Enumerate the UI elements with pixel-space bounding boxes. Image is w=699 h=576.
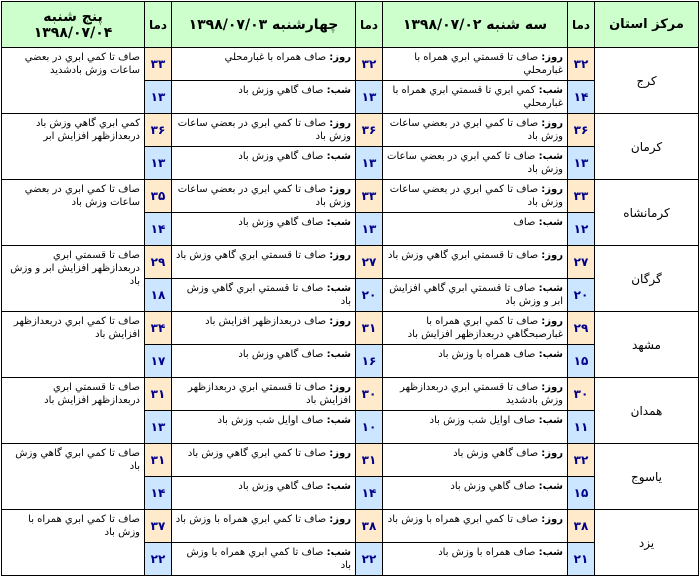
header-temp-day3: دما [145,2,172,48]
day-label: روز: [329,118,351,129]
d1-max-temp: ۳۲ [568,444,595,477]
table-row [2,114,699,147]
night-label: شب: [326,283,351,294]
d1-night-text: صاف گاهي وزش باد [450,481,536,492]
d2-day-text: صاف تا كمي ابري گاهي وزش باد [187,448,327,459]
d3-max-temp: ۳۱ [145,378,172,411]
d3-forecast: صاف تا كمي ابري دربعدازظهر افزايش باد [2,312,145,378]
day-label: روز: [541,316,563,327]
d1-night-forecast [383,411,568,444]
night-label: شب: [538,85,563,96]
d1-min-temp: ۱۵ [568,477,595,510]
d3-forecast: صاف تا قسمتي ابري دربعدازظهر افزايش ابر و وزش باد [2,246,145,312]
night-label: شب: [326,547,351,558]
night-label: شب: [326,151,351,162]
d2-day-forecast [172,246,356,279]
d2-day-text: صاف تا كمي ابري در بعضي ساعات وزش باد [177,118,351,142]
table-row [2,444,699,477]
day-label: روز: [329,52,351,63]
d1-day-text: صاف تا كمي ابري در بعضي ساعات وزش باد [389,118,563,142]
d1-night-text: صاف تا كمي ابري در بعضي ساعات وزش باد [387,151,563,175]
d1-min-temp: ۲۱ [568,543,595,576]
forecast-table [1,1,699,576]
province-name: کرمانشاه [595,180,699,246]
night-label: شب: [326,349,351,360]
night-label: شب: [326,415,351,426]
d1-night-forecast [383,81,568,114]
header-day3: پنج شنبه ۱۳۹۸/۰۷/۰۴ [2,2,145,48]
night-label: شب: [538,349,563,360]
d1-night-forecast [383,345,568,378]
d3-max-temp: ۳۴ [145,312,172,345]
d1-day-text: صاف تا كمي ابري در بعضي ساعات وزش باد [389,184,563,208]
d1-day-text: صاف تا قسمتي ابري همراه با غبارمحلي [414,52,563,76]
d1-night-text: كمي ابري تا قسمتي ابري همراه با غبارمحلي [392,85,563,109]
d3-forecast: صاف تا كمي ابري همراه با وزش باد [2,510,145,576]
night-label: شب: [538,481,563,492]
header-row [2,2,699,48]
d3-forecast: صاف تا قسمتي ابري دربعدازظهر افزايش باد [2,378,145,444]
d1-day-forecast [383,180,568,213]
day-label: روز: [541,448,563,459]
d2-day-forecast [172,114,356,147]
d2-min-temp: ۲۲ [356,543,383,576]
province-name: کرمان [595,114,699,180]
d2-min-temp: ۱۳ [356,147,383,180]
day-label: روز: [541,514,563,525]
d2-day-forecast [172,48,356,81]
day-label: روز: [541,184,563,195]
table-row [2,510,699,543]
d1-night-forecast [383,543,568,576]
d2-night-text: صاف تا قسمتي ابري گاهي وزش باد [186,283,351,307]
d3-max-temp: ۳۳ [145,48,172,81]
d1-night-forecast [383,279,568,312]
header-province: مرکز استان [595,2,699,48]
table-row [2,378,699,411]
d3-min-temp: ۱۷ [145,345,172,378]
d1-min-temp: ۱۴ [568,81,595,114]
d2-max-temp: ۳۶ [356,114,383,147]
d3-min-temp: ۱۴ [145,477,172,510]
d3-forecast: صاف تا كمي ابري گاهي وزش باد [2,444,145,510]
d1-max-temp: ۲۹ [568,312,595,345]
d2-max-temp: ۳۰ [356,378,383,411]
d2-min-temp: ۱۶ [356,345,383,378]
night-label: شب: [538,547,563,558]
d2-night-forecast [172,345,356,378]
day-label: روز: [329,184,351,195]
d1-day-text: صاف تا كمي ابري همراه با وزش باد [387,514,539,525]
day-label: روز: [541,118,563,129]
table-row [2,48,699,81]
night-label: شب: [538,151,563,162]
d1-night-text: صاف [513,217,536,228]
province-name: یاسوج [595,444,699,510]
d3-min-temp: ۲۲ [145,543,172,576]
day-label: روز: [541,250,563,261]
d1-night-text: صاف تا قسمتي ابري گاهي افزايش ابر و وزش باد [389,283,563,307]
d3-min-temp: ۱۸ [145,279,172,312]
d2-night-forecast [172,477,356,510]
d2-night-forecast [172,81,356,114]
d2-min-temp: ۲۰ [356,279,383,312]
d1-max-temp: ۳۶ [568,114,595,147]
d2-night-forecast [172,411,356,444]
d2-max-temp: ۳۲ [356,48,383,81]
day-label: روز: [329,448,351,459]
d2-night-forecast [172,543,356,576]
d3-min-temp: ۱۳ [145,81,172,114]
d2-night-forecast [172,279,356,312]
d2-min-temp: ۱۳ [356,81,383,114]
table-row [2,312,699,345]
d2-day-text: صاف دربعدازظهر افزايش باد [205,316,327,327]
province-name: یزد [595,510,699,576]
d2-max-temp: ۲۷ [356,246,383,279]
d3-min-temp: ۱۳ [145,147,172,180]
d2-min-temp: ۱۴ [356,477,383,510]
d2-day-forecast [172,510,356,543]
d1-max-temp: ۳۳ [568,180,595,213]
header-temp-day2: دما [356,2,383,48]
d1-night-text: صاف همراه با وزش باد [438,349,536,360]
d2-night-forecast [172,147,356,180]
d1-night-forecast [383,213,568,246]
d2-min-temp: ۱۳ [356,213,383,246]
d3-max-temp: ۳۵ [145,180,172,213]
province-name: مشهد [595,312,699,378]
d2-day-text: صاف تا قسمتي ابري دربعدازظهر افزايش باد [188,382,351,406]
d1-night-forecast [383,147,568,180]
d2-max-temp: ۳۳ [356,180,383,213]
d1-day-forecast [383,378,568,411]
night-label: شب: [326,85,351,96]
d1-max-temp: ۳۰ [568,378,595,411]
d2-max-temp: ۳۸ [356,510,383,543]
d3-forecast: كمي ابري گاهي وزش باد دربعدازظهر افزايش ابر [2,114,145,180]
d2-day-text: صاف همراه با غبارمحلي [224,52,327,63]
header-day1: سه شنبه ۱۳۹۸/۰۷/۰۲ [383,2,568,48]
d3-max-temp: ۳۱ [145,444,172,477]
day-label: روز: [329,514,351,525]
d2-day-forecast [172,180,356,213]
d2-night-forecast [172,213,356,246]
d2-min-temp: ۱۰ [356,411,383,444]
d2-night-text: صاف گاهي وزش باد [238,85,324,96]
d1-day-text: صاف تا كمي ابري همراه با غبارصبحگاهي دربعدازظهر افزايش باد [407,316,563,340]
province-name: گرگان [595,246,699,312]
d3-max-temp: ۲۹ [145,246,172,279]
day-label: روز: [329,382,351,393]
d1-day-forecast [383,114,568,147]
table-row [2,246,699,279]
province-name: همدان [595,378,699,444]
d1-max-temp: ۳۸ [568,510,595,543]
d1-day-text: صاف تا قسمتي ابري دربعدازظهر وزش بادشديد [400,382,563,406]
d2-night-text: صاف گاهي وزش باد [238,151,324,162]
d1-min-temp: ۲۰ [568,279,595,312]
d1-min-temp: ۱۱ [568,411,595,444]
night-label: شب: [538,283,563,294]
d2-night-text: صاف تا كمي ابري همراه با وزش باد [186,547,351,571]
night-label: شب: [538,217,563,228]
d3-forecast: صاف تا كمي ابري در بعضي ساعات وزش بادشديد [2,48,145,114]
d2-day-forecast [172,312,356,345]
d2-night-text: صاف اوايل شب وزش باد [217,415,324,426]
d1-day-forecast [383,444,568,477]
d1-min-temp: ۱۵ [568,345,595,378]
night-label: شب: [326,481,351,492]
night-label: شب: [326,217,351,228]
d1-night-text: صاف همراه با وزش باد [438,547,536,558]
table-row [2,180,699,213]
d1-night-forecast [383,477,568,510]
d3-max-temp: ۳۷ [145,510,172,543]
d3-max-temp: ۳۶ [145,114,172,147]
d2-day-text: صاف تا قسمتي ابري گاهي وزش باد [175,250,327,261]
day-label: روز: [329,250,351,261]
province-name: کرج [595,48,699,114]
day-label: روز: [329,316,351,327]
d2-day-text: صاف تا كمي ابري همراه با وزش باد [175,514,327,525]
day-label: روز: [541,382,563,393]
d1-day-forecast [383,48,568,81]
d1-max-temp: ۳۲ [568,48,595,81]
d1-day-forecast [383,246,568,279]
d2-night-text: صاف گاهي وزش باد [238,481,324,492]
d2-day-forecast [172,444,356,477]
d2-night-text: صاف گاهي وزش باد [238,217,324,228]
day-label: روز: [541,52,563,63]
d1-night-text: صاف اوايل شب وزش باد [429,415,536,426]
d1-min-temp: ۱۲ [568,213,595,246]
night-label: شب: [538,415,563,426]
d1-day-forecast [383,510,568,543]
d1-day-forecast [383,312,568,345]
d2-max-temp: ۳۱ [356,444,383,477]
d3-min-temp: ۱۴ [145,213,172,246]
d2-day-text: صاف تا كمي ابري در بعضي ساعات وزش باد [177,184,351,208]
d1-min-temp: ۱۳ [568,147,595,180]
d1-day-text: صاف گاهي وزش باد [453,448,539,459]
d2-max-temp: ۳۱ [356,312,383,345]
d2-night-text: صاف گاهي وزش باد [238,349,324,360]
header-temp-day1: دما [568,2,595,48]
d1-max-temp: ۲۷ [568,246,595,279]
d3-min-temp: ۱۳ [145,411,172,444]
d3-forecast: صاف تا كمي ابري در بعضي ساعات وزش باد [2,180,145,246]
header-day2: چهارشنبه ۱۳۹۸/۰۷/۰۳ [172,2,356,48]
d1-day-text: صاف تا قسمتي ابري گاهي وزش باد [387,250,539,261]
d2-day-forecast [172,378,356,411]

────────────────

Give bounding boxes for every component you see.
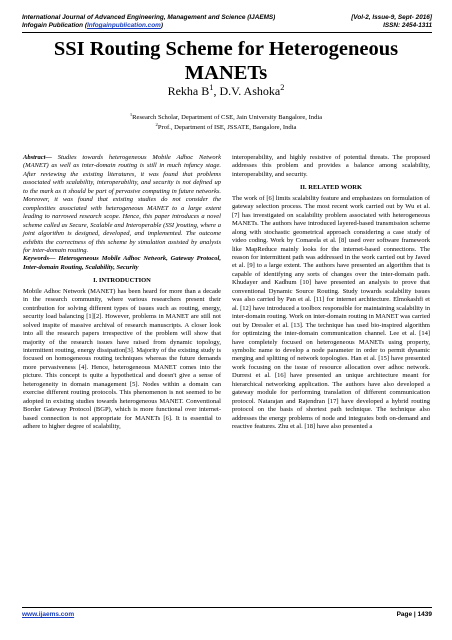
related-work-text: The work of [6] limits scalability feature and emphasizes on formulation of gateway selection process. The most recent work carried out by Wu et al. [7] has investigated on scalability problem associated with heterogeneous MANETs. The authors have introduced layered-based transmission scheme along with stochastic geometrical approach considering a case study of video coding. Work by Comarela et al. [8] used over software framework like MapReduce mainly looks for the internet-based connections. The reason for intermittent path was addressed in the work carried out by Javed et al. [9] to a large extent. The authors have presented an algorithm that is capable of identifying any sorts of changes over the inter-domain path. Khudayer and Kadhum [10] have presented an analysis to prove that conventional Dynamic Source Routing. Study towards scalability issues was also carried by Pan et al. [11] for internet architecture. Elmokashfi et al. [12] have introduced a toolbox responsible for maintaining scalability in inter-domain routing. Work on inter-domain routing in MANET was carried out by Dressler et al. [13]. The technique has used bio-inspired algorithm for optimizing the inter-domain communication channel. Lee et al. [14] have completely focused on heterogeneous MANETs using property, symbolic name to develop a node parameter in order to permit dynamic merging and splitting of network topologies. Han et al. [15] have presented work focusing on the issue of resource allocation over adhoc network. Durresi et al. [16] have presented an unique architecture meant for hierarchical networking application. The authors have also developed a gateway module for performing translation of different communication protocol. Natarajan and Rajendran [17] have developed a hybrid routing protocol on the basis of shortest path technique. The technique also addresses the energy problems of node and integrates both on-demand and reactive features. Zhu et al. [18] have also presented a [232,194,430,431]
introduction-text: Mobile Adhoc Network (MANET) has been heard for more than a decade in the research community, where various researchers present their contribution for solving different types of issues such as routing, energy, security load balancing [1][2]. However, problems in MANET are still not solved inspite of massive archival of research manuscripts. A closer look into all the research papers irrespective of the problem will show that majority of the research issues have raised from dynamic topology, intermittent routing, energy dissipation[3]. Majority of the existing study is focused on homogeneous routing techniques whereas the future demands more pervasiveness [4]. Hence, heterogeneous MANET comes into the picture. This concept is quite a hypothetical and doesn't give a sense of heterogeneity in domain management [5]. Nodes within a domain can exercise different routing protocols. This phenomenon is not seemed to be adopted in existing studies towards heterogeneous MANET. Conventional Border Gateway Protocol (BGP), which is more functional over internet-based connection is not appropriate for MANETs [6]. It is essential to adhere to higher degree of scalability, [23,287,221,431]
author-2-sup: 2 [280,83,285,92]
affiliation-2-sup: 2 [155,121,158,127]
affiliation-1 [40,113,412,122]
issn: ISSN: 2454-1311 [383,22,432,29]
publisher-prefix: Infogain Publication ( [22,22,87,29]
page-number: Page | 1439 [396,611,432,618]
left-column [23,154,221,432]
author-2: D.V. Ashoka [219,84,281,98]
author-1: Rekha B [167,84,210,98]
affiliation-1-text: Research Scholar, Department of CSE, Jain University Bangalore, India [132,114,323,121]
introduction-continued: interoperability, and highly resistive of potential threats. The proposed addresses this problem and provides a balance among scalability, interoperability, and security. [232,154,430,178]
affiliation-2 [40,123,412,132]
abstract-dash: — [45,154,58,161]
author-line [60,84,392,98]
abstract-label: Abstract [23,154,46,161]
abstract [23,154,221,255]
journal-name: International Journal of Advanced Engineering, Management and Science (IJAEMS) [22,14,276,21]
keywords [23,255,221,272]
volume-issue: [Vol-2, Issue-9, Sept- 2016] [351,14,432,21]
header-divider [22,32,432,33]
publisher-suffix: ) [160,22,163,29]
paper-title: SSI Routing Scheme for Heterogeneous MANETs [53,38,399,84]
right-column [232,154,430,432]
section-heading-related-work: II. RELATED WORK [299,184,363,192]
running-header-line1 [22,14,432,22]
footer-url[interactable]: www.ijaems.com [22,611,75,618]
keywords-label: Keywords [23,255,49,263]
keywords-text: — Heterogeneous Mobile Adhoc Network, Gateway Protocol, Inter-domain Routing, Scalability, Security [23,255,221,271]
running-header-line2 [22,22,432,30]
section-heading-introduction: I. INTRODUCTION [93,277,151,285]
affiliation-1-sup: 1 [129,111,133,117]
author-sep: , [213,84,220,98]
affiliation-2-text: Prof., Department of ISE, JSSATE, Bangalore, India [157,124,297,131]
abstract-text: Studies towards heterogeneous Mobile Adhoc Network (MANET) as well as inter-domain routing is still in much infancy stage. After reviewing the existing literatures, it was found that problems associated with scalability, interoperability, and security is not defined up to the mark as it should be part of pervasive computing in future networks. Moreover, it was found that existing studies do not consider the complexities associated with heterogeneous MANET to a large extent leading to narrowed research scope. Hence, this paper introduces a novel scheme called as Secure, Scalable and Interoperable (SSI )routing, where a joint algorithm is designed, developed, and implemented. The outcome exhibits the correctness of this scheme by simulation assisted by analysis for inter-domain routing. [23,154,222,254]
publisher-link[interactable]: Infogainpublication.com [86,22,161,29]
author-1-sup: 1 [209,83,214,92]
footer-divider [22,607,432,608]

────────────────

WHAT TO WORK ON — Render the rows starting at the line that contains "header-temp-day3: دما [145,2,172,48]" and ending at the line that contains "d1-night-text: صاف گاهي" as a Markdown table with two columns, Number and Content, numbering each line and leaving out blank lines.

ANSWER BELOW —
| Number | Content |
|---|---|
| 1 | header-temp-day3: دما [145,2,172,48] |
| 2 | day-label: روز: [329,118,351,129] |
| 3 | d1-max-temp: ۳۲ [568,444,595,477] |
| 4 | table-row [2,114,699,147] |
| 5 | night-label: شب: [326,283,351,294] |
| 6 | d1-night-text: صاف گاهي وزش باد [450,481,536,492] |